STATED TASK: Word for word, restate every line of the listing that follows.

╭─ DATA SHOWN

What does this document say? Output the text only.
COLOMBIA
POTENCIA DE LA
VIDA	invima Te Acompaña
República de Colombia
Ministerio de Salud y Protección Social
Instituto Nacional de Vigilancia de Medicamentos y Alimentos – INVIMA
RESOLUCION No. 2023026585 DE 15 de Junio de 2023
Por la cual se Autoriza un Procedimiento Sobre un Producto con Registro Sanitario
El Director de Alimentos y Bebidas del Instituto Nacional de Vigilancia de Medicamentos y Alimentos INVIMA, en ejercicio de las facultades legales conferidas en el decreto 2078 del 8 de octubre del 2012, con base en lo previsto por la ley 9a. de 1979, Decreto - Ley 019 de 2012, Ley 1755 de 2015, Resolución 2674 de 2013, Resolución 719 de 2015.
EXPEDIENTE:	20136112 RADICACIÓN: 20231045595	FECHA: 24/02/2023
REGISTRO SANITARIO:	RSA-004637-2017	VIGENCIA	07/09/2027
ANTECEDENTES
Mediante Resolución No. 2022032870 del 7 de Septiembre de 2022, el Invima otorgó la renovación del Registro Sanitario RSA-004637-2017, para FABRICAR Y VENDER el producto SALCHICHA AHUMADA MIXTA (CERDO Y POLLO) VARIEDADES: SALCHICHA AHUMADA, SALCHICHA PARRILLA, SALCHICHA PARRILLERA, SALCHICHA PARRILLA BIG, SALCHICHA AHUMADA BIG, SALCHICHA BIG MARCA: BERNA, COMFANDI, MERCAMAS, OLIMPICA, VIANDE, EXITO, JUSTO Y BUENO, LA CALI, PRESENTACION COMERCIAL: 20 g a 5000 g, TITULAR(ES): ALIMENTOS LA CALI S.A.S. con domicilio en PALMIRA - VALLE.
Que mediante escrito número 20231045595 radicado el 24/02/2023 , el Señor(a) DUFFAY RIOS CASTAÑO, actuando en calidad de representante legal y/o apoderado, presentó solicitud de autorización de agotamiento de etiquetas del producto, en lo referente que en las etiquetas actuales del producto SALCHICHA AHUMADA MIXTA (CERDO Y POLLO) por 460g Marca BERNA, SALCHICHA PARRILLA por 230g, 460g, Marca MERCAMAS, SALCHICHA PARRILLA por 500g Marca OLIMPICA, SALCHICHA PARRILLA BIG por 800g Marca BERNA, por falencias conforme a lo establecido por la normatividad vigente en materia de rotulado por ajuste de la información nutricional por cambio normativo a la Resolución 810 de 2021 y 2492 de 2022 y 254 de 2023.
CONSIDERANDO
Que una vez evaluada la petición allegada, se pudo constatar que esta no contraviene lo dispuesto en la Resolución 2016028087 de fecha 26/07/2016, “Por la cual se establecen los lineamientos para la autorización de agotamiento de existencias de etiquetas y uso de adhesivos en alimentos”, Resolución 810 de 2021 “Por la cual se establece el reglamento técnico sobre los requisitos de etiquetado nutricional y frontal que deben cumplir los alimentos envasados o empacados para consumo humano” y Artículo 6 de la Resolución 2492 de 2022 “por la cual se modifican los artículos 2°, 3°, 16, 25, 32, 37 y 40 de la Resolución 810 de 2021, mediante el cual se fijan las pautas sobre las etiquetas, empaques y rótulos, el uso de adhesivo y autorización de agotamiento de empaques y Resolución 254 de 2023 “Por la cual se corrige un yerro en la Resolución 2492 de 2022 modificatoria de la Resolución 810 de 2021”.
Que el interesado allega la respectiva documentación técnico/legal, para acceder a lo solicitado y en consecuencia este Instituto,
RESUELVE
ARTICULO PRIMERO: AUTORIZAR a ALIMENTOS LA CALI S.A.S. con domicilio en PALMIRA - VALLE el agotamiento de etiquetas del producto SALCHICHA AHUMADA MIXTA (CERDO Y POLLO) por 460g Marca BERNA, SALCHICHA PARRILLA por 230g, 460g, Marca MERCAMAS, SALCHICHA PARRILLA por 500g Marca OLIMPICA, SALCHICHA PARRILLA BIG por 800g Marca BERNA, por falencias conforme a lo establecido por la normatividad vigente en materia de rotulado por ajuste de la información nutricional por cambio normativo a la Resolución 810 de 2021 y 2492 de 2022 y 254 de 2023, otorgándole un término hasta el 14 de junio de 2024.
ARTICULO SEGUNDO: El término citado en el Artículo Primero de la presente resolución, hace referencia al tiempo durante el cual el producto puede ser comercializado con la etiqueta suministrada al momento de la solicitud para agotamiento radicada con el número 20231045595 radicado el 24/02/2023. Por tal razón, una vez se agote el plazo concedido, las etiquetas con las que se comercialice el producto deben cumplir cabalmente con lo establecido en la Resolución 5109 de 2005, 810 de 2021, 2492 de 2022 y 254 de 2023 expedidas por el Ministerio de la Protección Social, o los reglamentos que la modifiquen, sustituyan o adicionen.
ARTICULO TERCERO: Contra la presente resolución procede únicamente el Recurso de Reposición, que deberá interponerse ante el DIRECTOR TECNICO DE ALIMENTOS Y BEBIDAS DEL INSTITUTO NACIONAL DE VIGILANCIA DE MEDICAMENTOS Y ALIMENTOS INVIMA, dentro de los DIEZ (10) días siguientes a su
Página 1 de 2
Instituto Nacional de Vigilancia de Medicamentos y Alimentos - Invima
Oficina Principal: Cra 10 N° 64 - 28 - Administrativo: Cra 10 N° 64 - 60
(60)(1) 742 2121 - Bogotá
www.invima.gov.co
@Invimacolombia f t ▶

╰─

WRITTEN REPLY:
What does this document say? Output the text only.
COLOMBIA
POTENCIA DE LA
VIDA	invima Te Acompaña
República de Colombia
Ministerio de Salud y Protección Social
Instituto Nacional de Vigilancia de Medicamentos y Alimentos – INVIMA
RESOLUCION No. 2023026585 DE 15 de Junio de 2023
Por la cual se Autoriza un Procedimiento Sobre un Producto con Registro Sanitario
El Director de Alimentos y Bebidas del Instituto Nacional de Vigilancia de Medicamentos y Alimentos INVIMA, en ejercicio de las facultades legales conferidas en el decreto 2078 del 8 de octubre del 2012, con base en lo previsto por la ley 9a. de 1979, Decreto - Ley 019 de 2012, Ley 1755 de 2015, Resolución 2674 de 2013, Resolución 719 de 2015.
EXPEDIENTE:	20136112 RADICACIÓN: 20231045595	FECHA: 24/02/2023
REGISTRO SANITARIO:	RSA-004637-2017	VIGENCIA	07/09/2027
ANTECEDENTES
Mediante Resolución No. 2022032870 del 7 de Septiembre de 2022, el Invima otorgó la renovación del Registro Sanitario RSA-004637-2017, para FABRICAR Y VENDER el producto SALCHICHA AHUMADA MIXTA (CERDO Y POLLO) VARIEDADES: SALCHICHA AHUMADA, SALCHICHA PARRILLA, SALCHICHA PARRILLERA, SALCHICHA PARRILLA BIG, SALCHICHA AHUMADA BIG, SALCHICHA BIG MARCA: BERNA, COMFANDI, MERCAMAS, OLIMPICA, VIANDE, EXITO, JUSTO Y BUENO, LA CALI, PRESENTACION COMERCIAL: 20 g a 5000 g, TITULAR(ES): ALIMENTOS LA CALI S.A.S. con domicilio en PALMIRA - VALLE.
Que mediante escrito número 20231045595 radicado el 24/02/2023 , el Señor(a) DUFFAY RIOS CASTAÑO, actuando en calidad de representante legal y/o apoderado, presentó solicitud de autorización de agotamiento de etiquetas del producto, en lo referente que en las etiquetas actuales del producto SALCHICHA AHUMADA MIXTA (CERDO Y POLLO) por 460g Marca BERNA, SALCHICHA PARRILLA por 230g, 460g, Marca MERCAMAS, SALCHICHA PARRILLA por 500g Marca OLIMPICA, SALCHICHA PARRILLA BIG por 800g Marca BERNA, por falencias conforme a lo establecido por la normatividad vigente en materia de rotulado por ajuste de la información nutricional por cambio normativo a la Resolución 810 de 2021 y 2492 de 2022 y 254 de 2023.
CONSIDERANDO
Que una vez evaluada la petición allegada, se pudo constatar que esta no contraviene lo dispuesto en la Resolución 2016028087 de fecha 26/07/2016, “Por la cual se establecen los lineamientos para la autorización de agotamiento de existencias de etiquetas y uso de adhesivos en alimentos”, Resolución 810 de 2021 “Por la cual se establece el reglamento técnico sobre los requisitos de etiquetado nutricional y frontal que deben cumplir los alimentos envasados o empacados para consumo humano” y Artículo 6 de la Resolución 2492 de 2022 “por la cual se modifican los artículos 2°, 3°, 16, 25, 32, 37 y 40 de la Resolución 810 de 2021, mediante el cual se fijan las pautas sobre las etiquetas, empaques y rótulos, el uso de adhesivo y autorización de agotamiento de empaques y Resolución 254 de 2023 “Por la cual se corrige un yerro en la Resolución 2492 de 2022 modificatoria de la Resolución 810 de 2021”.
Que el interesado allega la respectiva documentación técnico/legal, para acceder a lo solicitado y en consecuencia este Instituto,
RESUELVE
ARTICULO PRIMERO: AUTORIZAR a ALIMENTOS LA CALI S.A.S. con domicilio en PALMIRA - VALLE el agotamiento de etiquetas del producto SALCHICHA AHUMADA MIXTA (CERDO Y POLLO) por 460g Marca BERNA, SALCHICHA PARRILLA por 230g, 460g, Marca MERCAMAS, SALCHICHA PARRILLA por 500g Marca OLIMPICA, SALCHICHA PARRILLA BIG por 800g Marca BERNA, por falencias conforme a lo establecido por la normatividad vigente en materia de rotulado por ajuste de la información nutricional por cambio normativo a la Resolución 810 de 2021 y 2492 de 2022 y 254 de 2023, otorgándole un término hasta el 14 de junio de 2024.
ARTICULO SEGUNDO: El término citado en el Artículo Primero de la presente resolución, hace referencia al tiempo durante el cual el producto puede ser comercializado con la etiqueta suministrada al momento de la solicitud para agotamiento radicada con el número 20231045595 radicado el 24/02/2023. Por tal razón, una vez se agote el plazo concedido, las etiquetas con las que se comercialice el producto deben cumplir cabalmente con lo establecido en la Resolución 5109 de 2005, 810 de 2021, 2492 de 2022 y 254 de 2023 expedidas por el Ministerio de la Protección Social, o los reglamentos que la modifiquen, sustituyan o adicionen.
ARTICULO TERCERO: Contra la presente resolución procede únicamente el Recurso de Reposición, que deberá interponerse ante el DIRECTOR TECNICO DE ALIMENTOS Y BEBIDAS DEL INSTITUTO NACIONAL DE VIGILANCIA DE MEDICAMENTOS Y ALIMENTOS INVIMA, dentro de los DIEZ (10) días siguientes a su
Página 1 de 2
Instituto Nacional de Vigilancia de Medicamentos y Alimentos - Invima
Oficina Principal: Cra 10 N° 64 - 28 - Administrativo: Cra 10 N° 64 - 60
(60)(1) 742 2121 - Bogotá
www.invima.gov.co
@Invimacolombia f t ▶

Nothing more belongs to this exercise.